Short problem - Print the listing as it stands, omitting all images.

# Start of Data provided

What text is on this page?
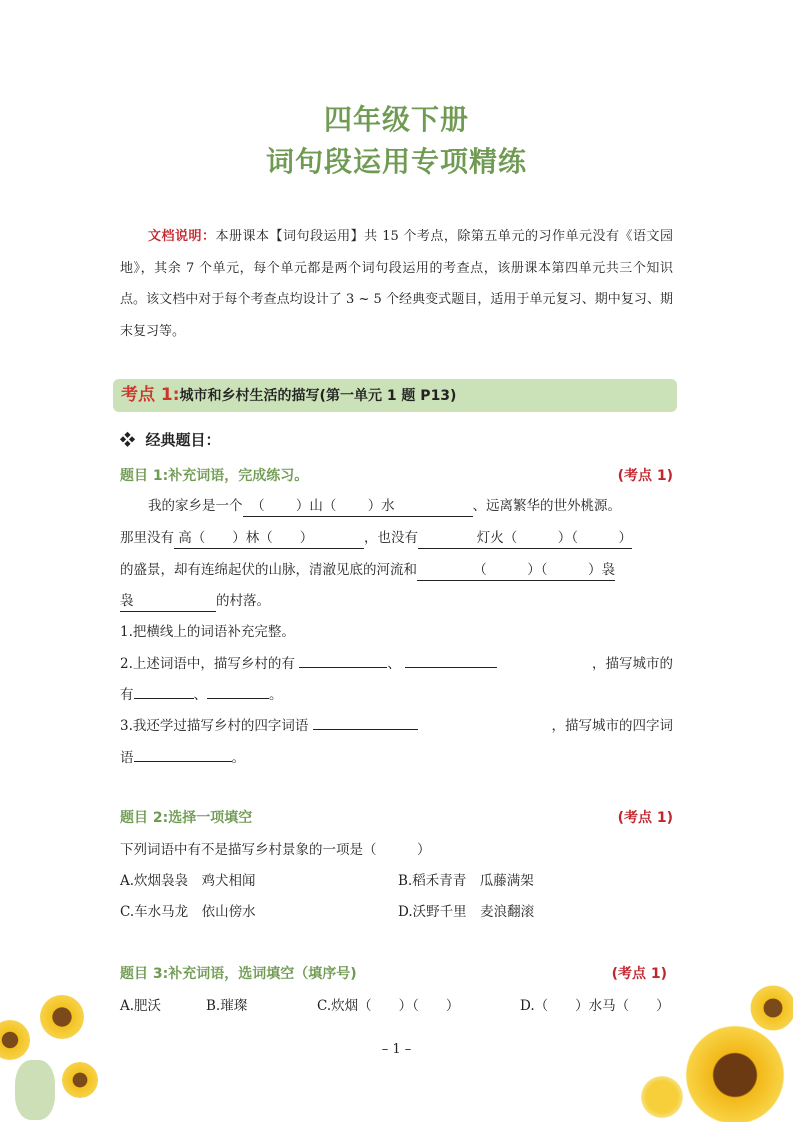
四年级下册
词句段运用专项精练
文档说明：本册课本【词句段运用】共 15 个考点，除第五单元的习作单元没有《语文园地》，其余 7 个单元，每个单元都是两个词句段运用的考查点，该册课本第四单元共三个知识点。该文档中对于每个考查点均设计了 3 ~ 5 个经典变式题目，适用于单元复习、期中复习、期末复习等。
考点 1:城市和乡村生活的描写(第一单元 1 题 P13)
❖ 经典题目：
题目 1:补充词语，完成练习。	(考点 1)
我的家乡是一个 （   ）山（   ）水	、远离繁华的世外桃源。
那里没有 高（   ）林（   ）	，也没有	灯火（   	）（   	）
的盛景，却有连绵起伏的山脉，清澈见底的河流和	（   	）（   	）袅
袅	的村落。
1.把横线上的词语补充完整。
2.上述词语中，描写乡村的有	、	，描写城市的
有	、	。
3.我还学过描写乡村的四字词语	，描写城市的四字词
语	。
题目 2:选择一项填空	(考点 1)
下列词语中有不是描写乡村景象的一项是（　　　）
A.炊烟袅袅　鸡犬相闻	B.稻禾青青　瓜藤满架
C.车水马龙　依山傍水	D.沃野千里　麦浪翻滚
题目 3:补充词语，选词填空（填序号)	(考点 1)
A.肥沃	B.璀璨	C.炊烟（　　）（　　）	D.（　　）水马（　　）
– 1 –
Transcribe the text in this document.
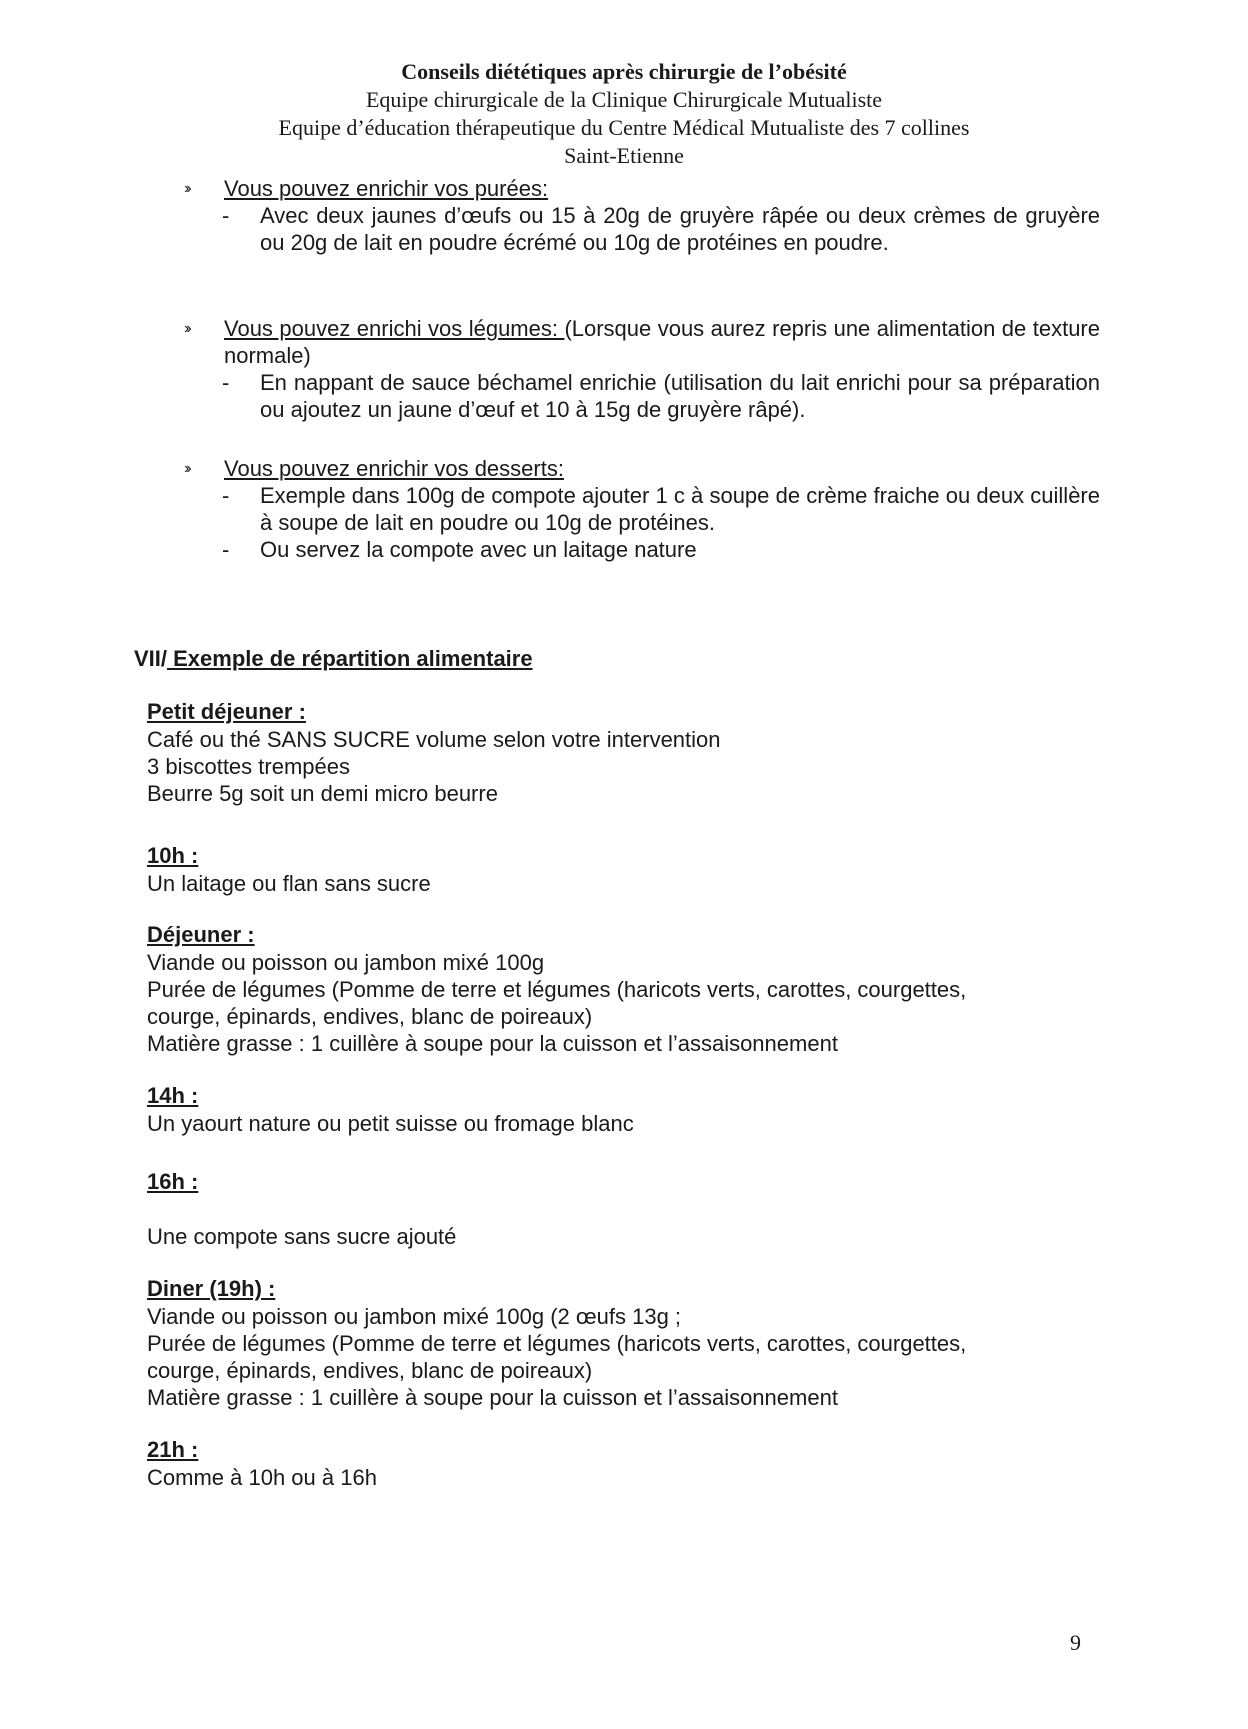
Conseils diététiques après chirurgie de l’obésité
Equipe chirurgicale de la Clinique Chirurgicale Mutualiste
Equipe d’éducation thérapeutique du Centre Médical Mutualiste des 7 collines
Saint-Etienne
›› Vous pouvez enrichir vos purées:
- Avec deux jaunes d’œufs ou 15 à 20g de gruyère râpée ou deux crèmes de gruyère ou 20g de lait en poudre écrémé ou 10g de protéines en poudre.
›› Vous pouvez enrichi vos légumes: (Lorsque vous aurez repris une alimentation de texture normale)
- En nappant de sauce béchamel enrichie (utilisation du lait enrichi pour sa préparation ou ajoutez un jaune d’œuf et 10 à 15g de gruyère râpé).
›› Vous pouvez enrichir vos desserts:
- Exemple dans 100g de compote ajouter 1 c à soupe de crème fraiche ou deux cuillère à soupe de lait en poudre ou 10g de protéines.
- Ou servez la compote avec un laitage nature
VII/ Exemple de répartition alimentaire
Petit déjeuner :
Café ou thé SANS SUCRE volume selon votre intervention
3 biscottes trempées
Beurre 5g soit un demi micro beurre
10h :
Un laitage ou flan sans sucre
Déjeuner :
Viande ou poisson ou jambon mixé 100g
Purée de légumes (Pomme de terre et légumes (haricots verts, carottes, courgettes,
courge, épinards, endives, blanc de poireaux)
Matière grasse : 1 cuillère à soupe pour la cuisson et l’assaisonnement
14h :
Un yaourt nature ou petit suisse ou fromage blanc
16h :
Une compote sans sucre ajouté
Diner (19h) :
Viande ou poisson ou jambon mixé 100g (2 œufs 13g ;
Purée de légumes (Pomme de terre et légumes (haricots verts, carottes, courgettes,
courge, épinards, endives, blanc de poireaux)
Matière grasse : 1 cuillère à soupe pour la cuisson et l’assaisonnement
21h :
Comme à 10h ou à 16h
9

# End of Data provided

Result of this task -
What text is on this page?
四年级下册
词句段运用专项精练
文档说明：本册课本【词句段运用】共 15 个考点，除第五单元的习作单元没有《语文园地》，其余 7 个单元，每个单元都是两个词句段运用的考查点，该册课本第四单元共三个知识点。该文档中对于每个考查点均设计了 3 ~ 5 个经典变式题目，适用于单元复习、期中复习、期末复习等。
考点 1:城市和乡村生活的描写(第一单元 1 题 P13)
❖ 经典题目：
题目 1:补充词语，完成练习。	(考点 1)
我的家乡是一个 （   ）山（   ）水	、远离繁华的世外桃源。
那里没有 高（   ）林（   ）	，也没有	灯火（   	）（   	）
的盛景，却有连绵起伏的山脉，清澈见底的河流和	（   	）（   	）袅
袅	的村落。
1.把横线上的词语补充完整。
2.上述词语中，描写乡村的有	、	，描写城市的
有	、	。
3.我还学过描写乡村的四字词语	，描写城市的四字词
语	。
题目 2:选择一项填空	(考点 1)
下列词语中有不是描写乡村景象的一项是（　　　）
A.炊烟袅袅　鸡犬相闻	B.稻禾青青　瓜藤满架
C.车水马龙　依山傍水	D.沃野千里　麦浪翻滚
题目 3:补充词语，选词填空（填序号)	(考点 1)
A.肥沃	B.璀璨	C.炊烟（　　）（　　）	D.（　　）水马（　　）
– 1 –
Transcribe the text in this document.
Conseils diététiques après chirurgie de l’obésité
Equipe chirurgicale de la Clinique Chirurgicale Mutualiste
Equipe d’éducation thérapeutique du Centre Médical Mutualiste des 7 collines
Saint-Etienne
›› Vous pouvez enrichir vos purées:
- Avec deux jaunes d’œufs ou 15 à 20g de gruyère râpée ou deux crèmes de gruyère ou 20g de lait en poudre écrémé ou 10g de protéines en poudre.
›› Vous pouvez enrichi vos légumes: (Lorsque vous aurez repris une alimentation de texture normale)
- En nappant de sauce béchamel enrichie (utilisation du lait enrichi pour sa préparation ou ajoutez un jaune d’œuf et 10 à 15g de gruyère râpé).
›› Vous pouvez enrichir vos desserts:
- Exemple dans 100g de compote ajouter 1 c à soupe de crème fraiche ou deux cuillère à soupe de lait en poudre ou 10g de protéines.
- Ou servez la compote avec un laitage nature
VII/ Exemple de répartition alimentaire
Petit déjeuner :
Café ou thé SANS SUCRE volume selon votre intervention
3 biscottes trempées
Beurre 5g soit un demi micro beurre
10h :
Un laitage ou flan sans sucre
Déjeuner :
Viande ou poisson ou jambon mixé 100g
Purée de légumes (Pomme de terre et légumes (haricots verts, carottes, courgettes,
courge, épinards, endives, blanc de poireaux)
Matière grasse : 1 cuillère à soupe pour la cuisson et l’assaisonnement
14h :
Un yaourt nature ou petit suisse ou fromage blanc
16h :
Une compote sans sucre ajouté
Diner (19h) :
Viande ou poisson ou jambon mixé 100g (2 œufs 13g ;
Purée de légumes (Pomme de terre et légumes (haricots verts, carottes, courgettes,
courge, épinards, endives, blanc de poireaux)
Matière grasse : 1 cuillère à soupe pour la cuisson et l’assaisonnement
21h :
Comme à 10h ou à 16h
9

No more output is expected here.